Transcribe the records word for word, starting at the first line and ending with the line that contains "leader-iii xyxy=(887,231,922,249)", including that line.

* begin MATERIAL PROVIDED *

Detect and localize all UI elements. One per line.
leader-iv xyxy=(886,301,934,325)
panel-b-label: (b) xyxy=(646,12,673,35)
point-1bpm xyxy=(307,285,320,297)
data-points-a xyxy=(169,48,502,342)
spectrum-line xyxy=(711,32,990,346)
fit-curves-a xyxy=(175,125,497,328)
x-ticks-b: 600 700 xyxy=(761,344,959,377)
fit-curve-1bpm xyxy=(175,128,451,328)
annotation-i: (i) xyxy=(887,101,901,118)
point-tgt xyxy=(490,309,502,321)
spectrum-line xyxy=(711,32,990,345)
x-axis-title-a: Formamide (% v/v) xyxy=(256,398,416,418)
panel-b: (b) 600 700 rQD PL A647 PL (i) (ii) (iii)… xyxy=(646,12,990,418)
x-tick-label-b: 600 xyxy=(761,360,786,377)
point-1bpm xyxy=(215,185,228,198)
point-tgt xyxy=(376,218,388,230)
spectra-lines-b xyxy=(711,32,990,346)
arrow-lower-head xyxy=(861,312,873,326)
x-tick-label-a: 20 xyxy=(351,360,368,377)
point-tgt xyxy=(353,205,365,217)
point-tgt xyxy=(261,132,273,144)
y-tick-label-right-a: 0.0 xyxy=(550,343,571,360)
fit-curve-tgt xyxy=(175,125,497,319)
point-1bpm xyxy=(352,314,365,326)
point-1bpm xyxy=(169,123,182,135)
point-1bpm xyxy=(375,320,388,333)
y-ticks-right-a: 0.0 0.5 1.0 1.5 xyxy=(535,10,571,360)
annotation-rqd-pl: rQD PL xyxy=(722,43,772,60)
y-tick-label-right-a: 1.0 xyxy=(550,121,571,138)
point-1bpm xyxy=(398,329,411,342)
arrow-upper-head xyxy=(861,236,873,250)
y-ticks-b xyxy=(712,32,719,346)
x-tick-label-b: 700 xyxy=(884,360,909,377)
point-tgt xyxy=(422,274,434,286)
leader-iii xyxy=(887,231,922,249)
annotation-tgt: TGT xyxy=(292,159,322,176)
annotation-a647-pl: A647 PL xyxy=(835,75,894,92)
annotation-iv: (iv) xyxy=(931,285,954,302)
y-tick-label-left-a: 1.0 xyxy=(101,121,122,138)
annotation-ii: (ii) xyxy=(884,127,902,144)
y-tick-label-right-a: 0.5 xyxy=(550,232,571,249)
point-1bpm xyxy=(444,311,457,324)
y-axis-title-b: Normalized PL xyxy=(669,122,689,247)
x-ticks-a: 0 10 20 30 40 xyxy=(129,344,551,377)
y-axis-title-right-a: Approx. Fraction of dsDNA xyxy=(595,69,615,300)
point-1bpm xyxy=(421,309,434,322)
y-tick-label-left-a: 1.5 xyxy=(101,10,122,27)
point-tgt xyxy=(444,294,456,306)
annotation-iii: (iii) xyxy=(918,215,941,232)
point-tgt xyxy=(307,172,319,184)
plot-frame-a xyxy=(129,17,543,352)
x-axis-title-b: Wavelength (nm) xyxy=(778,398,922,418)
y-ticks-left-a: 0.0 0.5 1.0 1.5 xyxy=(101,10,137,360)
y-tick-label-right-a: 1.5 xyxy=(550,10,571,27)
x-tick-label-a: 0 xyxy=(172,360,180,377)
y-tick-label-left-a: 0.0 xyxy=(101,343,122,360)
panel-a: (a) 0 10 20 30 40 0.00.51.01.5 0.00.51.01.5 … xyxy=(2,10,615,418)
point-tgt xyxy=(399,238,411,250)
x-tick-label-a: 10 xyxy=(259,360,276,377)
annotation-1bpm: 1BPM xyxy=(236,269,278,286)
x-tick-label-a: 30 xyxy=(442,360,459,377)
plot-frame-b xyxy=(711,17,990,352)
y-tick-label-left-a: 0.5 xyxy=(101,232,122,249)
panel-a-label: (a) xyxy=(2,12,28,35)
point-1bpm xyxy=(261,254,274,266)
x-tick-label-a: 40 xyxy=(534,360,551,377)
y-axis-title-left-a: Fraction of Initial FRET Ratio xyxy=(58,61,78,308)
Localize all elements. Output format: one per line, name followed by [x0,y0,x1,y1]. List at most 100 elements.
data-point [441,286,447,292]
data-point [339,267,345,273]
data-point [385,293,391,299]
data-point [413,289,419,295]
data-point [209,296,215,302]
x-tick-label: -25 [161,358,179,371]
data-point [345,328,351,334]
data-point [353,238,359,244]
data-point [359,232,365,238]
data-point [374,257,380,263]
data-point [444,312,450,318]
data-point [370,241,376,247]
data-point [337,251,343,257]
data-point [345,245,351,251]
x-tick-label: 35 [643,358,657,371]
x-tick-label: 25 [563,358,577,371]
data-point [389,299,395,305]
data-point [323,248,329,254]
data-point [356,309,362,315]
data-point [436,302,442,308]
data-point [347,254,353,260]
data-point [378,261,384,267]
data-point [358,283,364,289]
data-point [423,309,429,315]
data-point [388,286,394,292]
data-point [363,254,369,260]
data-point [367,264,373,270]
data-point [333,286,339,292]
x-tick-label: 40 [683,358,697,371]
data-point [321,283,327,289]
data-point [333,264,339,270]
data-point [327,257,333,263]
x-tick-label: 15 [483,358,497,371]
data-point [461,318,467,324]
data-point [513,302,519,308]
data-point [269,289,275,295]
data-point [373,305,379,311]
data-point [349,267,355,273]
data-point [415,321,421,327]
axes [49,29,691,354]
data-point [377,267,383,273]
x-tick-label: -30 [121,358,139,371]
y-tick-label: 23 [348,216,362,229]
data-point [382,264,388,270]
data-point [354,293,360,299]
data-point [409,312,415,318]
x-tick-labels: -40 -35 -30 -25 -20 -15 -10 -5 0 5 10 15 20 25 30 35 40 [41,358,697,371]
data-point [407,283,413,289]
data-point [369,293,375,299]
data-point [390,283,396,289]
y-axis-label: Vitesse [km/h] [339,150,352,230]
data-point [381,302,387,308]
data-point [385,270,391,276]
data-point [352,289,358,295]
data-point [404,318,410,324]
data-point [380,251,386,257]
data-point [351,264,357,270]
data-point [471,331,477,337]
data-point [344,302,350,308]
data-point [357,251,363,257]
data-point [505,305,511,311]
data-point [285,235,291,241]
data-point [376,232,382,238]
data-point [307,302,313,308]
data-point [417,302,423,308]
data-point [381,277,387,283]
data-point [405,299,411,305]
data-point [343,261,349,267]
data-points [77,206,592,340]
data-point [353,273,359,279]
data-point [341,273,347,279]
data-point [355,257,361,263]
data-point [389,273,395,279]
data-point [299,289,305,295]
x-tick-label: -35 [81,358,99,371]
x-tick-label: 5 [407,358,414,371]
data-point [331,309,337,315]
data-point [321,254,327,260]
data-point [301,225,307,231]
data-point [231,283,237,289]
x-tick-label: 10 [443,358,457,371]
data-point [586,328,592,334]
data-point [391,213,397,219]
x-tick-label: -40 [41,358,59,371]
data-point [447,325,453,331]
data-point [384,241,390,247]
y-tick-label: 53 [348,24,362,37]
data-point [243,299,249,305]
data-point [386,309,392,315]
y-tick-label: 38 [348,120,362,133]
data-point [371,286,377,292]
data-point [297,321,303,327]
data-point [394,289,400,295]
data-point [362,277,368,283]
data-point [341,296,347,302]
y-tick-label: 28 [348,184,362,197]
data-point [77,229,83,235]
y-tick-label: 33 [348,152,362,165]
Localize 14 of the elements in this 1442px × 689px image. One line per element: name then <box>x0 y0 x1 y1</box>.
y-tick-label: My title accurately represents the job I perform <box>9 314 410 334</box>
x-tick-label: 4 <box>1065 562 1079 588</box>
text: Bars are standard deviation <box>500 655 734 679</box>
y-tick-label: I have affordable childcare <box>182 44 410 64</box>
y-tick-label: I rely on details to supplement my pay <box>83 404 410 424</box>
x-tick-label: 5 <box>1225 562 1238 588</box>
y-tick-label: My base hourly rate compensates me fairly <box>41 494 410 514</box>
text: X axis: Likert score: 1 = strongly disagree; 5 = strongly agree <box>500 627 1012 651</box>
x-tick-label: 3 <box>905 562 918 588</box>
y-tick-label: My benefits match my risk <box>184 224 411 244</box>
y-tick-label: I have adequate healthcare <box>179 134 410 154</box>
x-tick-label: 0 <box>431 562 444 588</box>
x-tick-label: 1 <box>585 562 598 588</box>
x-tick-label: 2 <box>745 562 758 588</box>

* end MATERIAL PROVIDED *

- _TASK RESPONSE_:
Detect and localize all UI elements. One per line.
leader-iv xyxy=(886,301,934,325)
panel-b-label: (b) xyxy=(646,12,673,35)
point-1bpm xyxy=(307,285,320,297)
data-points-a xyxy=(169,48,502,342)
spectrum-line xyxy=(711,32,990,346)
fit-curves-a xyxy=(175,125,497,328)
x-ticks-b: 600 700 xyxy=(761,344,959,377)
fit-curve-1bpm xyxy=(175,128,451,328)
annotation-i: (i) xyxy=(887,101,901,118)
point-tgt xyxy=(490,309,502,321)
spectrum-line xyxy=(711,32,990,345)
x-axis-title-a: Formamide (% v/v) xyxy=(256,398,416,418)
panel-b: (b) 600 700 rQD PL A647 PL (i) (ii) (iii)… xyxy=(646,12,990,418)
x-tick-label-b: 600 xyxy=(761,360,786,377)
point-1bpm xyxy=(215,185,228,198)
point-tgt xyxy=(376,218,388,230)
spectra-lines-b xyxy=(711,32,990,346)
arrow-lower-head xyxy=(861,312,873,326)
x-tick-label-a: 20 xyxy=(351,360,368,377)
point-tgt xyxy=(353,205,365,217)
point-tgt xyxy=(261,132,273,144)
y-tick-label-right-a: 0.0 xyxy=(550,343,571,360)
fit-curve-tgt xyxy=(175,125,497,319)
point-1bpm xyxy=(352,314,365,326)
point-1bpm xyxy=(169,123,182,135)
point-1bpm xyxy=(375,320,388,333)
y-ticks-right-a: 0.0 0.5 1.0 1.5 xyxy=(535,10,571,360)
annotation-rqd-pl: rQD PL xyxy=(722,43,772,60)
y-tick-label-right-a: 1.0 xyxy=(550,121,571,138)
point-1bpm xyxy=(398,329,411,342)
arrow-upper-head xyxy=(861,236,873,250)
y-ticks-b xyxy=(712,32,719,346)
x-tick-label-b: 700 xyxy=(884,360,909,377)
point-tgt xyxy=(422,274,434,286)
leader-iii xyxy=(887,231,922,249)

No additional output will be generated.